> **BRIEF**: Look through the records below, count the lines with the word "shown", and reply with only the number.
START LISTING
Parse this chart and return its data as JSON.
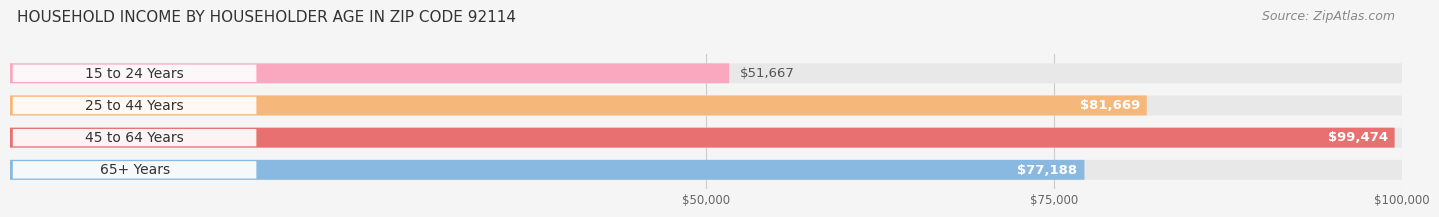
{
  "title": "HOUSEHOLD INCOME BY HOUSEHOLDER AGE IN ZIP CODE 92114",
  "source": "Source: ZipAtlas.com",
  "categories": [
    "15 to 24 Years",
    "25 to 44 Years",
    "45 to 64 Years",
    "65+ Years"
  ],
  "values": [
    51667,
    81669,
    99474,
    77188
  ],
  "bar_colors": [
    "#f9a8c0",
    "#f5b87a",
    "#e87070",
    "#89b8e0"
  ],
  "label_colors": [
    "#d4547a",
    "#e8963a",
    "#c94040",
    "#4a80b0"
  ],
  "value_labels": [
    "$51,667",
    "$81,669",
    "$99,474",
    "$77,188"
  ],
  "value_label_inside": [
    false,
    true,
    true,
    true
  ],
  "xmax": 100000,
  "xticks": [
    50000,
    75000,
    100000
  ],
  "xticklabels": [
    "$50,000",
    "$75,000",
    "$100,000"
  ],
  "background_color": "#f5f5f5",
  "bar_background": "#e8e8e8",
  "title_fontsize": 11,
  "source_fontsize": 9,
  "label_fontsize": 10,
  "value_fontsize": 9.5
}
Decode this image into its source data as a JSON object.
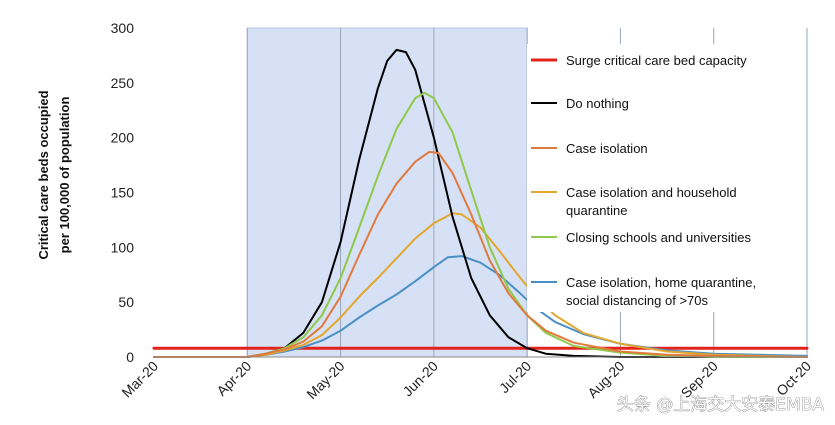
{
  "chart_data": {
    "type": "line",
    "ylabel_lines": [
      "Critical care beds occupied",
      "per 100,000 of population"
    ],
    "xlabel": "",
    "ylim": [
      0,
      300
    ],
    "yticks": [
      0,
      50,
      100,
      150,
      200,
      250,
      300
    ],
    "xlim": [
      0,
      7
    ],
    "xticks": [
      {
        "x": 0,
        "label": "Mar-20"
      },
      {
        "x": 1,
        "label": "Apr-20"
      },
      {
        "x": 2,
        "label": "May-20"
      },
      {
        "x": 3,
        "label": "Jun-20"
      },
      {
        "x": 4,
        "label": "Jul-20"
      },
      {
        "x": 5,
        "label": "Aug-20"
      },
      {
        "x": 6,
        "label": "Sep-20"
      },
      {
        "x": 7,
        "label": "Oct-20"
      }
    ],
    "grid": true,
    "shaded_interval": [
      1.0,
      4.0
    ],
    "series": [
      {
        "name": "Surge critical care bed capacity",
        "color": "#e3231b",
        "width": 3,
        "points": [
          [
            0,
            8
          ],
          [
            7,
            8
          ]
        ]
      },
      {
        "name": "Do nothing",
        "color": "#000000",
        "width": 2,
        "points": [
          [
            0,
            0
          ],
          [
            1,
            0
          ],
          [
            1.2,
            3
          ],
          [
            1.4,
            8
          ],
          [
            1.6,
            22
          ],
          [
            1.8,
            50
          ],
          [
            2.0,
            105
          ],
          [
            2.2,
            180
          ],
          [
            2.4,
            245
          ],
          [
            2.5,
            270
          ],
          [
            2.6,
            280
          ],
          [
            2.7,
            278
          ],
          [
            2.8,
            262
          ],
          [
            3.0,
            200
          ],
          [
            3.2,
            128
          ],
          [
            3.4,
            72
          ],
          [
            3.6,
            38
          ],
          [
            3.8,
            18
          ],
          [
            4.0,
            8
          ],
          [
            4.2,
            3
          ],
          [
            4.5,
            1
          ],
          [
            5,
            0
          ],
          [
            7,
            0
          ]
        ]
      },
      {
        "name": "Case isolation",
        "color": "#e07a3f",
        "width": 2,
        "points": [
          [
            0,
            0
          ],
          [
            1,
            0
          ],
          [
            1.2,
            3
          ],
          [
            1.4,
            7
          ],
          [
            1.6,
            14
          ],
          [
            1.8,
            28
          ],
          [
            2.0,
            55
          ],
          [
            2.2,
            93
          ],
          [
            2.4,
            130
          ],
          [
            2.6,
            158
          ],
          [
            2.8,
            178
          ],
          [
            2.95,
            187
          ],
          [
            3.05,
            186
          ],
          [
            3.2,
            168
          ],
          [
            3.4,
            130
          ],
          [
            3.6,
            88
          ],
          [
            3.8,
            58
          ],
          [
            4.0,
            38
          ],
          [
            4.2,
            24
          ],
          [
            4.5,
            13
          ],
          [
            5,
            5
          ],
          [
            5.5,
            2
          ],
          [
            6,
            1
          ],
          [
            7,
            0
          ]
        ]
      },
      {
        "name": "Case isolation and household quarantine",
        "color": "#e2a72e",
        "width": 2,
        "points": [
          [
            0,
            0
          ],
          [
            1,
            0
          ],
          [
            1.2,
            2
          ],
          [
            1.4,
            6
          ],
          [
            1.6,
            11
          ],
          [
            1.8,
            20
          ],
          [
            2.0,
            36
          ],
          [
            2.2,
            55
          ],
          [
            2.4,
            72
          ],
          [
            2.6,
            90
          ],
          [
            2.8,
            108
          ],
          [
            3.0,
            122
          ],
          [
            3.2,
            131
          ],
          [
            3.3,
            130
          ],
          [
            3.5,
            118
          ],
          [
            3.7,
            97
          ],
          [
            3.9,
            75
          ],
          [
            4.1,
            54
          ],
          [
            4.3,
            38
          ],
          [
            4.6,
            22
          ],
          [
            5,
            12
          ],
          [
            5.5,
            5
          ],
          [
            6,
            2
          ],
          [
            7,
            0
          ]
        ]
      },
      {
        "name": "Closing schools and universities",
        "color": "#8fc84a",
        "width": 2,
        "points": [
          [
            0,
            0
          ],
          [
            1,
            0
          ],
          [
            1.2,
            3
          ],
          [
            1.4,
            8
          ],
          [
            1.6,
            18
          ],
          [
            1.8,
            38
          ],
          [
            2.0,
            72
          ],
          [
            2.2,
            118
          ],
          [
            2.4,
            165
          ],
          [
            2.6,
            208
          ],
          [
            2.8,
            236
          ],
          [
            2.9,
            241
          ],
          [
            3.0,
            236
          ],
          [
            3.2,
            205
          ],
          [
            3.4,
            152
          ],
          [
            3.6,
            100
          ],
          [
            3.8,
            62
          ],
          [
            4.0,
            38
          ],
          [
            4.2,
            22
          ],
          [
            4.5,
            10
          ],
          [
            5,
            4
          ],
          [
            5.5,
            1
          ],
          [
            6,
            0
          ],
          [
            7,
            0
          ]
        ]
      },
      {
        "name": "Case isolation, home quarantine, social distancing of >70s",
        "color": "#4a90c4",
        "width": 2,
        "points": [
          [
            0,
            0
          ],
          [
            1,
            0
          ],
          [
            1.2,
            2
          ],
          [
            1.4,
            5
          ],
          [
            1.6,
            9
          ],
          [
            1.8,
            15
          ],
          [
            2.0,
            24
          ],
          [
            2.2,
            36
          ],
          [
            2.4,
            47
          ],
          [
            2.6,
            57
          ],
          [
            2.8,
            69
          ],
          [
            3.0,
            82
          ],
          [
            3.15,
            91
          ],
          [
            3.3,
            92
          ],
          [
            3.5,
            86
          ],
          [
            3.7,
            75
          ],
          [
            3.9,
            60
          ],
          [
            4.1,
            44
          ],
          [
            4.3,
            32
          ],
          [
            4.6,
            21
          ],
          [
            5,
            12
          ],
          [
            5.5,
            6
          ],
          [
            6,
            3
          ],
          [
            7,
            1
          ]
        ]
      }
    ],
    "legend_placement": "right",
    "legend": [
      {
        "lines": [
          "Surge critical care bed capacity"
        ],
        "color": "#e3231b",
        "width": 3
      },
      {
        "lines": [
          "Do nothing"
        ],
        "color": "#000000",
        "width": 2
      },
      {
        "lines": [
          "Case isolation"
        ],
        "color": "#e07a3f",
        "width": 2
      },
      {
        "lines": [
          "Case isolation and household",
          "quarantine"
        ],
        "color": "#e2a72e",
        "width": 2
      },
      {
        "lines": [
          "Closing schools and universities"
        ],
        "color": "#8fc84a",
        "width": 2
      },
      {
        "lines": [
          "Case isolation, home quarantine,",
          "social distancing of >70s"
        ],
        "color": "#4a90c4",
        "width": 2
      }
    ]
  },
  "watermark": "头条 @上海交大安泰EMBA"
}
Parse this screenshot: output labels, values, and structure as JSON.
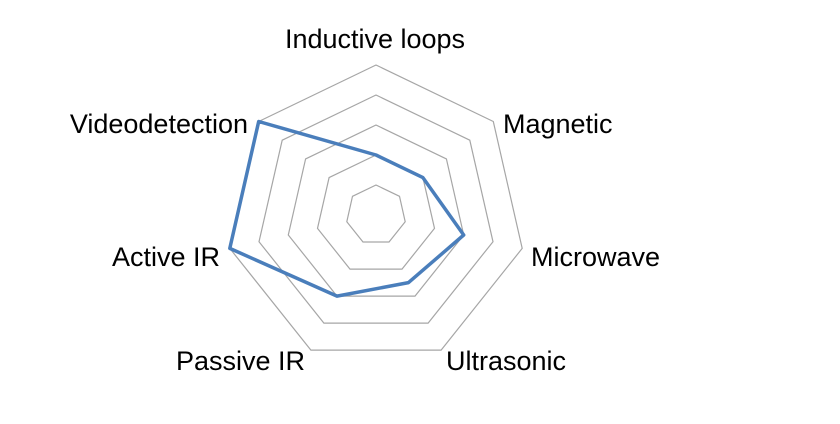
{
  "chart_data": {
    "type": "radar",
    "categories": [
      "Inductive loops",
      "Magnetic",
      "Microwave",
      "Ultrasonic",
      "Passive IR",
      "Active IR",
      "Videodetection"
    ],
    "series": [
      {
        "values": [
          2.0,
          2.0,
          3.0,
          2.5,
          3.0,
          5.0,
          5.0
        ],
        "color": "#4a7ebb"
      }
    ],
    "rlim": [
      0,
      5
    ],
    "rings": [
      1,
      2,
      3,
      4,
      5
    ],
    "grid": true,
    "grid_color": "#a6a6a6",
    "legend": "none"
  }
}
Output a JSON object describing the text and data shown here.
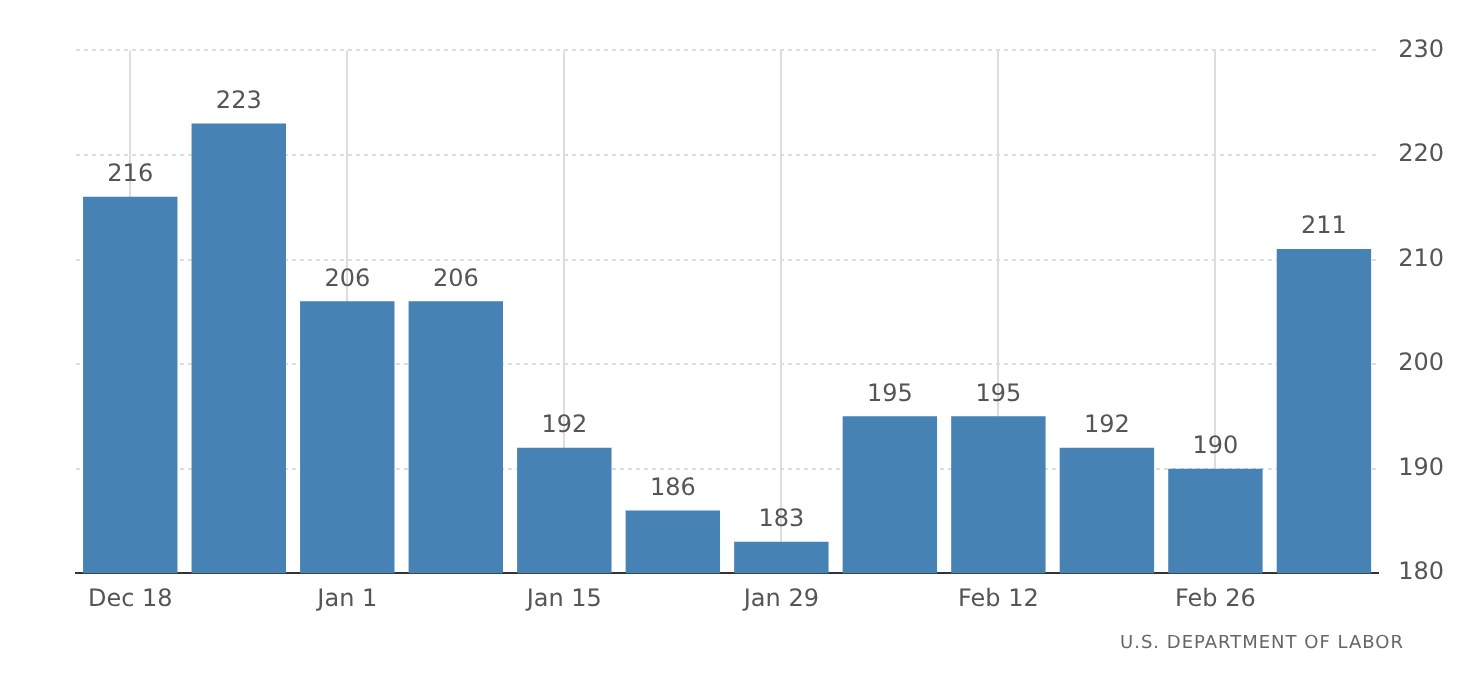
{
  "chart_data": {
    "type": "bar",
    "categories": [
      "Dec 18",
      null,
      "Jan 1",
      null,
      "Jan 15",
      null,
      "Jan 29",
      null,
      "Feb 12",
      null,
      "Feb 26",
      null
    ],
    "values": [
      216,
      223,
      206,
      206,
      192,
      186,
      183,
      195,
      195,
      192,
      190,
      211
    ],
    "color": "#4682b4",
    "ylim": [
      180,
      230
    ],
    "yticks": [
      180,
      190,
      200,
      210,
      220,
      230
    ],
    "grid": true,
    "data_labels": true,
    "annotations": [
      "U.S. DEPARTMENT OF LABOR"
    ]
  }
}
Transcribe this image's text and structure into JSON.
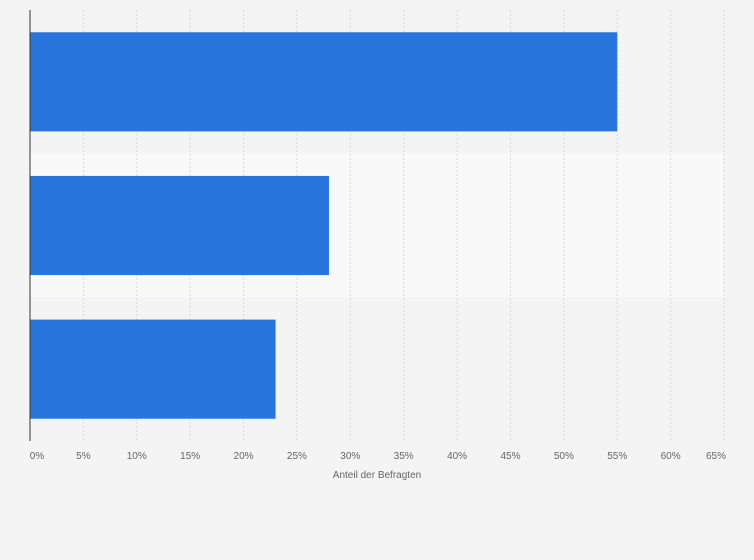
{
  "chart_data": {
    "type": "bar",
    "orientation": "horizontal",
    "categories": [
      "",
      "",
      ""
    ],
    "values": [
      55,
      28,
      23
    ],
    "xlabel": "Anteil der Befragten",
    "ylabel": "",
    "xlim": [
      0,
      65
    ],
    "ticks": [
      0,
      5,
      10,
      15,
      20,
      25,
      30,
      35,
      40,
      45,
      50,
      55,
      60,
      65
    ],
    "tick_labels": [
      "0%",
      "5%",
      "10%",
      "15%",
      "20%",
      "25%",
      "30%",
      "35%",
      "40%",
      "45%",
      "50%",
      "55%",
      "60%",
      "65%"
    ],
    "grid": true,
    "legend": "none",
    "colors": {
      "bar": "#2876dd",
      "band_light": "#f9f9f9",
      "band_dark": "#f4f4f4",
      "grid": "#d9d9d9",
      "axis": "#333333"
    }
  }
}
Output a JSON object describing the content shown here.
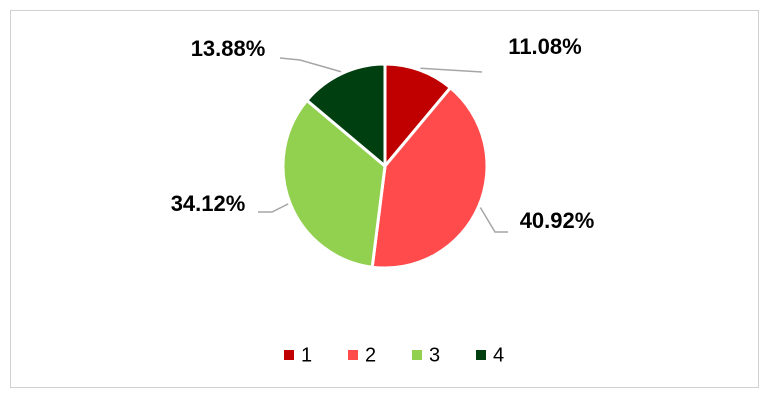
{
  "chart_data": {
    "type": "pie",
    "categories": [
      "1",
      "2",
      "3",
      "4"
    ],
    "values": [
      11.08,
      40.92,
      34.12,
      13.88
    ],
    "value_labels": [
      "11.08%",
      "40.92%",
      "34.12%",
      "13.88%"
    ],
    "colors": [
      "#c00000",
      "#ff4b4b",
      "#92d050",
      "#004010"
    ],
    "legend": "bottom"
  }
}
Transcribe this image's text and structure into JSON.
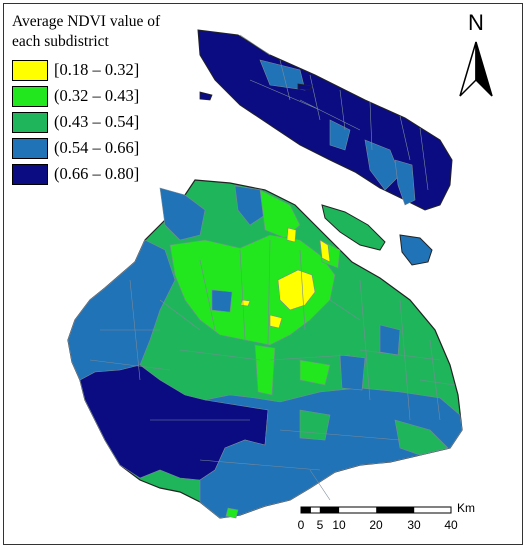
{
  "legend": {
    "title_line1": "Average NDVI value of",
    "title_line2": "each subdistrict",
    "classes": [
      {
        "label": "[0.18 – 0.32]",
        "color": "#ffff00"
      },
      {
        "label": "(0.32 – 0.43]",
        "color": "#22e61e"
      },
      {
        "label": "(0.43 – 0.54]",
        "color": "#1fb65b"
      },
      {
        "label": "(0.54 – 0.66]",
        "color": "#1f73b6"
      },
      {
        "label": "(0.66 – 0.80]",
        "color": "#0b0c82"
      }
    ]
  },
  "north": {
    "letter": "N",
    "icon": "north-arrow-icon"
  },
  "scale": {
    "unit": "Km",
    "ticks": [
      "0",
      "5",
      "10",
      "20",
      "30",
      "40"
    ]
  },
  "colors": {
    "outline": "#222222",
    "boundary": "#7a8a9a"
  }
}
END LISTING
> **SOLUTION TO THIS PROBLEM**: 2